Required work: All of the listing below must be repeated word for word. Pictures are the only thing to omit.

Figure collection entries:
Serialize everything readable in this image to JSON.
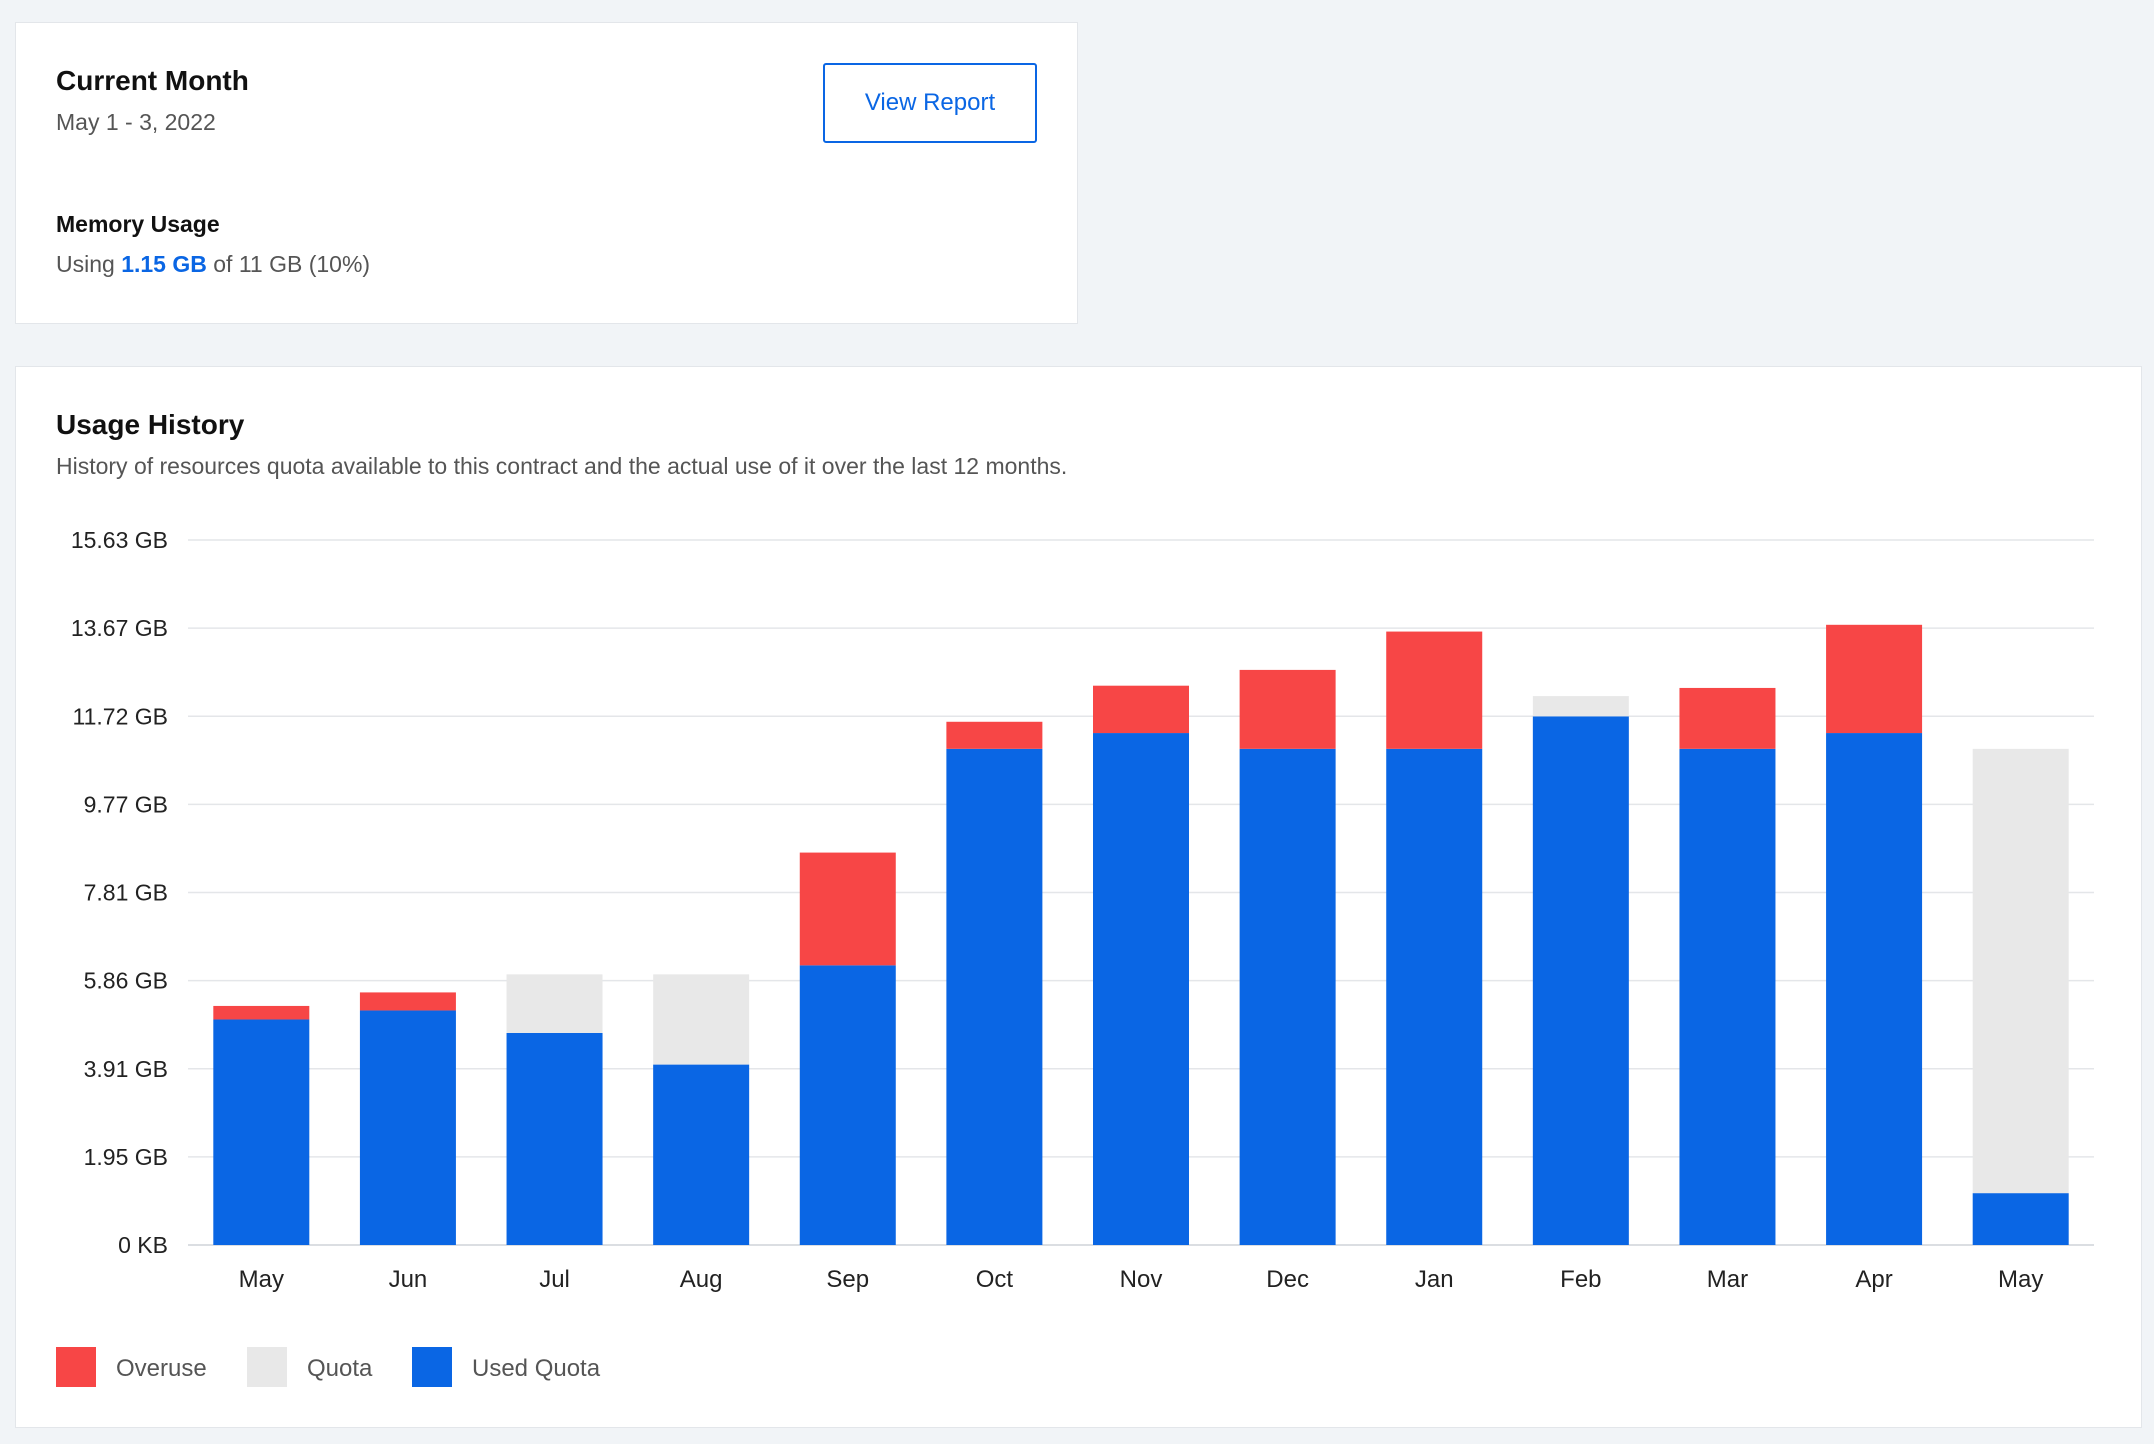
{
  "current": {
    "title": "Current Month",
    "date_range": "May 1 - 3, 2022",
    "view_report_label": "View Report",
    "memory_label": "Memory Usage",
    "using_prefix": "Using",
    "used_value": "1.15 GB",
    "using_suffix": "of 11 GB (10%)"
  },
  "history": {
    "title": "Usage History",
    "description": "History of resources quota available to this contract and the actual use of it over the last 12 months."
  },
  "colors": {
    "overuse": "#f74646",
    "quota": "#e8e8e8",
    "used": "#0a66e4",
    "grid": "#e4e6e9"
  },
  "chart_data": {
    "type": "bar",
    "stacked": true,
    "categories": [
      "May",
      "Jun",
      "Jul",
      "Aug",
      "Sep",
      "Oct",
      "Nov",
      "Dec",
      "Jan",
      "Feb",
      "Mar",
      "Apr",
      "May"
    ],
    "y_ticks": [
      "0 KB",
      "1.95 GB",
      "3.91 GB",
      "5.86 GB",
      "7.81 GB",
      "9.77 GB",
      "11.72 GB",
      "13.67 GB",
      "15.63 GB"
    ],
    "ylim": [
      0,
      15.63
    ],
    "y_unit": "GB",
    "series": [
      {
        "name": "Used Quota",
        "color": "#0a66e4",
        "values": [
          5.0,
          5.2,
          4.7,
          4.0,
          6.2,
          11.0,
          11.35,
          11.0,
          11.0,
          11.72,
          11.0,
          11.35,
          1.15
        ]
      },
      {
        "name": "Quota",
        "color": "#e8e8e8",
        "values": [
          0,
          0,
          1.3,
          2.0,
          0,
          0,
          0,
          0,
          0,
          0.45,
          0,
          0,
          9.85
        ]
      },
      {
        "name": "Overuse",
        "color": "#f74646",
        "values": [
          0.3,
          0.4,
          0,
          0,
          2.5,
          0.6,
          1.05,
          1.75,
          2.6,
          0,
          1.35,
          2.4,
          0
        ]
      }
    ],
    "legend": [
      "Overuse",
      "Quota",
      "Used Quota"
    ],
    "legend_position": "bottom-left",
    "grid": true
  }
}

Response to this exercise:
Serialize everything readable in this image to JSON.
{
  "current": {
    "title": "Current Month",
    "date_range": "May 1 - 3, 2022",
    "view_report_label": "View Report",
    "memory_label": "Memory Usage",
    "using_prefix": "Using",
    "used_value": "1.15 GB",
    "using_suffix": "of 11 GB (10%)"
  },
  "history": {
    "title": "Usage History",
    "description": "History of resources quota available to this contract and the actual use of it over the last 12 months."
  },
  "colors": {
    "overuse": "#f74646",
    "quota": "#e8e8e8",
    "used": "#0a66e4",
    "grid": "#e4e6e9"
  },
  "chart_data": {
    "type": "bar",
    "stacked": true,
    "categories": [
      "May",
      "Jun",
      "Jul",
      "Aug",
      "Sep",
      "Oct",
      "Nov",
      "Dec",
      "Jan",
      "Feb",
      "Mar",
      "Apr",
      "May"
    ],
    "y_ticks": [
      "0 KB",
      "1.95 GB",
      "3.91 GB",
      "5.86 GB",
      "7.81 GB",
      "9.77 GB",
      "11.72 GB",
      "13.67 GB",
      "15.63 GB"
    ],
    "ylim": [
      0,
      15.63
    ],
    "y_unit": "GB",
    "series": [
      {
        "name": "Used Quota",
        "color": "#0a66e4",
        "values": [
          5.0,
          5.2,
          4.7,
          4.0,
          6.2,
          11.0,
          11.35,
          11.0,
          11.0,
          11.72,
          11.0,
          11.35,
          1.15
        ]
      },
      {
        "name": "Quota",
        "color": "#e8e8e8",
        "values": [
          0,
          0,
          1.3,
          2.0,
          0,
          0,
          0,
          0,
          0,
          0.45,
          0,
          0,
          9.85
        ]
      },
      {
        "name": "Overuse",
        "color": "#f74646",
        "values": [
          0.3,
          0.4,
          0,
          0,
          2.5,
          0.6,
          1.05,
          1.75,
          2.6,
          0,
          1.35,
          2.4,
          0
        ]
      }
    ],
    "legend": [
      "Overuse",
      "Quota",
      "Used Quota"
    ],
    "legend_position": "bottom-left",
    "grid": true
  }
}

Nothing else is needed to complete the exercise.